Problem to solve :: Look through the records below and collect all lines that hold the string "ylabel".

Exercise inputs ::

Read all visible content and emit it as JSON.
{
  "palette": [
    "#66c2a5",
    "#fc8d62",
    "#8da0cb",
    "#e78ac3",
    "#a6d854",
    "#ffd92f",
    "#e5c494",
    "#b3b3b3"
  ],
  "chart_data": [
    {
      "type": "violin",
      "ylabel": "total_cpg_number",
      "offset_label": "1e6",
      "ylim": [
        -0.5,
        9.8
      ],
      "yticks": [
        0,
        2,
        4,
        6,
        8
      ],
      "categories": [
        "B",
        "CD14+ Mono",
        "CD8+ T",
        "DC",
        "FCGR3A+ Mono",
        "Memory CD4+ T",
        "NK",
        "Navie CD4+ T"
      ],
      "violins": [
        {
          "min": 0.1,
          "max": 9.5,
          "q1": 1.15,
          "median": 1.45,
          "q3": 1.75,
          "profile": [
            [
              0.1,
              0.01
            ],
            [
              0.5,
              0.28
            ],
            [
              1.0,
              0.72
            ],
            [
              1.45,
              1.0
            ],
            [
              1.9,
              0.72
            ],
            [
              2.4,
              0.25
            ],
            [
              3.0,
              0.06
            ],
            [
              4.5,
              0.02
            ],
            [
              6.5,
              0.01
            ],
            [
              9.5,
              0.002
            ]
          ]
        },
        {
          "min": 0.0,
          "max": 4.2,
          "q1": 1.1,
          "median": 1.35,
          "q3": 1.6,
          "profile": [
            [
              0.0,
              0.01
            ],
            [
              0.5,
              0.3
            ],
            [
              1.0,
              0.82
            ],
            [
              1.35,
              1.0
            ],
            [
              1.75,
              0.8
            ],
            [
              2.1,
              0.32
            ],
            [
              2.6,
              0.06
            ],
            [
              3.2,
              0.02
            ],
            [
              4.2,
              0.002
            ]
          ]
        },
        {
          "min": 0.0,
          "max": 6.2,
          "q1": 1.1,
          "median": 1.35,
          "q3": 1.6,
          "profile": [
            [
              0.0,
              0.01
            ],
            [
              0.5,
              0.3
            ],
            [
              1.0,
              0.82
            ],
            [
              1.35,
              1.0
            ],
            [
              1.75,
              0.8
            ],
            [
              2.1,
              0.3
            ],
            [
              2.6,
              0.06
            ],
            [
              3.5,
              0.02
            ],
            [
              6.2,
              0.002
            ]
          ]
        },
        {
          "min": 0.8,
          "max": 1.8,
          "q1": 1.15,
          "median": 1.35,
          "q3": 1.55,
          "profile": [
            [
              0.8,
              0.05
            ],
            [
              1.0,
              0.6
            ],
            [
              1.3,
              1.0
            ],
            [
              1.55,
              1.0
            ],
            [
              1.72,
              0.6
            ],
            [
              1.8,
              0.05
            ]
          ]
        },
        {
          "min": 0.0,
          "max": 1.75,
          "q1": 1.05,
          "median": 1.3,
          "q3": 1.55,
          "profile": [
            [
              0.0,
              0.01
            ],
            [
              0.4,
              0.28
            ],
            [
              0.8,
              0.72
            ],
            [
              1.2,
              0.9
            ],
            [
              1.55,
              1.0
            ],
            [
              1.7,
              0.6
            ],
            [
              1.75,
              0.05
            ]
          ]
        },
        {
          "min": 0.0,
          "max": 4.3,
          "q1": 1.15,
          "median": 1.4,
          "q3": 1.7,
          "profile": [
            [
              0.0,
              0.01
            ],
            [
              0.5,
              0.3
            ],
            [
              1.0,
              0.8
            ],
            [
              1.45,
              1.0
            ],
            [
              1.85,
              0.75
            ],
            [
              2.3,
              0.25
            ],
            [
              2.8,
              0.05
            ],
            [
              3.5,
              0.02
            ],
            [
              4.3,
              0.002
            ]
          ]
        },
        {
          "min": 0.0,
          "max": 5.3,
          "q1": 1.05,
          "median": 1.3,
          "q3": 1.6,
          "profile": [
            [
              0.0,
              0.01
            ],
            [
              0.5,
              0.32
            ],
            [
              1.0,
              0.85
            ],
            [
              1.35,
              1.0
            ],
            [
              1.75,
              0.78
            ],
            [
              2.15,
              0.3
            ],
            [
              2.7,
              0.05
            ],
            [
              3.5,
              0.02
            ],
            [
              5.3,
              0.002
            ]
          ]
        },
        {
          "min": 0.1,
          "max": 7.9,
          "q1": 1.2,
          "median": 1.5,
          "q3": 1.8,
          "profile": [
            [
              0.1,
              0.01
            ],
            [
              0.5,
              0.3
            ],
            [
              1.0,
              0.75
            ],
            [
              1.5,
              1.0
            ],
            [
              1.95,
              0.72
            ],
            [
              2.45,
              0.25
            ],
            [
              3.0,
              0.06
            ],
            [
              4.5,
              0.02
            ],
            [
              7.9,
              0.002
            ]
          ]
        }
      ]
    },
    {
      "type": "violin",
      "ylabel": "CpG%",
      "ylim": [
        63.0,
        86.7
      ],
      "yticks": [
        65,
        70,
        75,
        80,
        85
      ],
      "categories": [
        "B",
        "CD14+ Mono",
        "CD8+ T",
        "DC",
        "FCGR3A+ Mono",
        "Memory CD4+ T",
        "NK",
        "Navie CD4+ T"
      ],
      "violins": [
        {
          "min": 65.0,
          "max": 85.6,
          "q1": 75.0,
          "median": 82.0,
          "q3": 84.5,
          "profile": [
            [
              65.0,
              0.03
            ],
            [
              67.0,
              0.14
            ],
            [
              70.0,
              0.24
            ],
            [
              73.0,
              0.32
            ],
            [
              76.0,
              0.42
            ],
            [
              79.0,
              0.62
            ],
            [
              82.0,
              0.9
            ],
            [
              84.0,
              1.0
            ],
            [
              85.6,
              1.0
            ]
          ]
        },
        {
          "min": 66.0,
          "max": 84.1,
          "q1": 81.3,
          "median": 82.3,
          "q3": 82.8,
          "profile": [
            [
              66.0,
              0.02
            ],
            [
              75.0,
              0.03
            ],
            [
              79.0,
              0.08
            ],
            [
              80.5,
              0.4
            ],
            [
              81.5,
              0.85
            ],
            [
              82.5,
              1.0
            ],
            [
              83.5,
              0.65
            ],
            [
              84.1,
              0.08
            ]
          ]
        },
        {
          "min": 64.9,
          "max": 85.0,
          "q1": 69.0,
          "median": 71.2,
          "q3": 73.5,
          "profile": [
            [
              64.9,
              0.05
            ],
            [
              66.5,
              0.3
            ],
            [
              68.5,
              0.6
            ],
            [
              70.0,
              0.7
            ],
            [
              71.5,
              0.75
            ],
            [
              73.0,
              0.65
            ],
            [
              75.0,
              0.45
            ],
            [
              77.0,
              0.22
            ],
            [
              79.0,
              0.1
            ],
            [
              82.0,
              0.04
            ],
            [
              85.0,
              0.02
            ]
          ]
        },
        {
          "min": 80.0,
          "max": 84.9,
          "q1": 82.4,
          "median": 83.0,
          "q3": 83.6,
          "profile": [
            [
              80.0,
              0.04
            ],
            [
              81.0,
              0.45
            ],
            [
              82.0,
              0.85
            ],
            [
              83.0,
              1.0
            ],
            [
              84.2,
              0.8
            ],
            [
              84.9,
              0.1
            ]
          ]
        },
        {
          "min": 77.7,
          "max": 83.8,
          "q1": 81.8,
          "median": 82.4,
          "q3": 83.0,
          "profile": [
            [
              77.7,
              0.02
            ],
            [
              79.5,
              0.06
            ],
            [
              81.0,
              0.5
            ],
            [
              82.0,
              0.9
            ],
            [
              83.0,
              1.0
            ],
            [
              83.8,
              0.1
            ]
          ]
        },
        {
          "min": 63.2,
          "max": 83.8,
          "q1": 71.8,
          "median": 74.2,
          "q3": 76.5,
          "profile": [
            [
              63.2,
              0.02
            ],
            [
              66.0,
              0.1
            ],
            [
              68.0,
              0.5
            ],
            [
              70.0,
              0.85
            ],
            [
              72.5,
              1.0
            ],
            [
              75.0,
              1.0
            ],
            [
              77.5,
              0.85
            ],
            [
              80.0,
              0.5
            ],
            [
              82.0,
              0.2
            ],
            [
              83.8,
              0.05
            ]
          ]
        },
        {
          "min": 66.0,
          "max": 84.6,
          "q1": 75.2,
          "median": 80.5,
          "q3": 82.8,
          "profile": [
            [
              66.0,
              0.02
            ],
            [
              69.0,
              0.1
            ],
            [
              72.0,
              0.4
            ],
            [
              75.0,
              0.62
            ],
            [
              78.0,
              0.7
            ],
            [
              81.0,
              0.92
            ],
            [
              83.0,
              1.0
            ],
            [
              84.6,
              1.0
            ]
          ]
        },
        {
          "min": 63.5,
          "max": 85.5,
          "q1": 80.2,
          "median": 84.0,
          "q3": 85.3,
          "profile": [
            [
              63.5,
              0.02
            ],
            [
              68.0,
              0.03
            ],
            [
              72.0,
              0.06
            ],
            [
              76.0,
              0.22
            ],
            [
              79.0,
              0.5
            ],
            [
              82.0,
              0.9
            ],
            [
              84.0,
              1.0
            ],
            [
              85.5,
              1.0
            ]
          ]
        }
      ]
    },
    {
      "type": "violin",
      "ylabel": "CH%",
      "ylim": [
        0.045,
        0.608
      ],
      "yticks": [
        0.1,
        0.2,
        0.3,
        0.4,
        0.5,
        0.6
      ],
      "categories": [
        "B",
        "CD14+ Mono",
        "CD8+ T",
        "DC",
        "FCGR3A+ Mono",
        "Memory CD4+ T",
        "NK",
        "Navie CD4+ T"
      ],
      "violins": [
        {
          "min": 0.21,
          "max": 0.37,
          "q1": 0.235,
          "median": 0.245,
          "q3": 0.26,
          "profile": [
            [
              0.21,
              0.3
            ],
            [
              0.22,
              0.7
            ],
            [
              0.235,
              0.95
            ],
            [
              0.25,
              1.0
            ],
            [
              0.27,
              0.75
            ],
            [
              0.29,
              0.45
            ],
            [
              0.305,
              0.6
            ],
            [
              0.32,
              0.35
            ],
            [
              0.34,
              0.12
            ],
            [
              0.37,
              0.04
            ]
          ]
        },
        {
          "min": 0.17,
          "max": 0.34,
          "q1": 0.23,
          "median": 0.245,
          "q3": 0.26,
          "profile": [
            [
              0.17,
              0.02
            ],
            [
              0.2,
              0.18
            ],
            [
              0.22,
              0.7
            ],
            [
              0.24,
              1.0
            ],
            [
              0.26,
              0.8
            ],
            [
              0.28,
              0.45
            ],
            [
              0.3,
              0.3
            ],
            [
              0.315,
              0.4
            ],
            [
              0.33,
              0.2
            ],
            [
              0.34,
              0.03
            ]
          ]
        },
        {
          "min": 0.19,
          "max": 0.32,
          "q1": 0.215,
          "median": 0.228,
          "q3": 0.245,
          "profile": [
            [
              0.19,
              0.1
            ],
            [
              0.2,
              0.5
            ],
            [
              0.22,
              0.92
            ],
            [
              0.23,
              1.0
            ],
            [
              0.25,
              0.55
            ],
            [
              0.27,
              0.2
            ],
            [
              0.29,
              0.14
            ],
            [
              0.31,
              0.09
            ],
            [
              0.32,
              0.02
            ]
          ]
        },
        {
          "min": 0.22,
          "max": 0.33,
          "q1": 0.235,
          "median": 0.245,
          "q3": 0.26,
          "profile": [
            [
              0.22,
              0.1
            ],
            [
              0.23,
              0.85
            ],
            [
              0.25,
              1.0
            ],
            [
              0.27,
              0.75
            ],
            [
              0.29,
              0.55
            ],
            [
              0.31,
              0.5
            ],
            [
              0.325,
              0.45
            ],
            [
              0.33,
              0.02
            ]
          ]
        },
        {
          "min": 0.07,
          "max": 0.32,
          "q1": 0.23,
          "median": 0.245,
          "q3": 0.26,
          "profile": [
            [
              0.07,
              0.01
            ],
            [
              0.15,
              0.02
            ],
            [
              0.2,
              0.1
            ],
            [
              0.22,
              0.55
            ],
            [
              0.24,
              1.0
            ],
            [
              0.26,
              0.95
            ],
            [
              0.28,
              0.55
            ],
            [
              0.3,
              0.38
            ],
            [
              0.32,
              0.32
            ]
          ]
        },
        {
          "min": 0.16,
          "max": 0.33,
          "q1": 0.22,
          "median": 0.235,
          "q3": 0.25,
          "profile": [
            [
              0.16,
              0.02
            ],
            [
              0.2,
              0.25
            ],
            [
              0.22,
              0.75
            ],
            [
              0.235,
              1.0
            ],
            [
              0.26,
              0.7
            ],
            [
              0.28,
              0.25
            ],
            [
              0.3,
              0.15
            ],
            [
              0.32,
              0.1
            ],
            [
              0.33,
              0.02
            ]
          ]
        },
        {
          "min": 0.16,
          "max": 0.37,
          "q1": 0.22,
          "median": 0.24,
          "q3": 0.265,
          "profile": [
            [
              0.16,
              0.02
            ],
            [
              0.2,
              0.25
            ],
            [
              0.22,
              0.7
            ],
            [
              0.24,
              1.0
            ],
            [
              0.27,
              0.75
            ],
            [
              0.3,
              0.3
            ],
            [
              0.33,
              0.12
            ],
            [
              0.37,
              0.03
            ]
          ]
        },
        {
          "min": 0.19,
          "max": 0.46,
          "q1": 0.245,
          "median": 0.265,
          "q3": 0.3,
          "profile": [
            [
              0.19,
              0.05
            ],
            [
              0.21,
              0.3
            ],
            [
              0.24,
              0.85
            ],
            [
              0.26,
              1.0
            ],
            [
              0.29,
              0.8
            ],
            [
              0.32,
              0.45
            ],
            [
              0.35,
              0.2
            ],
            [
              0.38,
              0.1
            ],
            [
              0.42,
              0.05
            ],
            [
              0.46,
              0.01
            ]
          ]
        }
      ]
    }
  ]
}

Response to this task ::
      "ylabel": "total_cpg_number",
      "ylabel": "CpG%",
      "ylabel": "CH%",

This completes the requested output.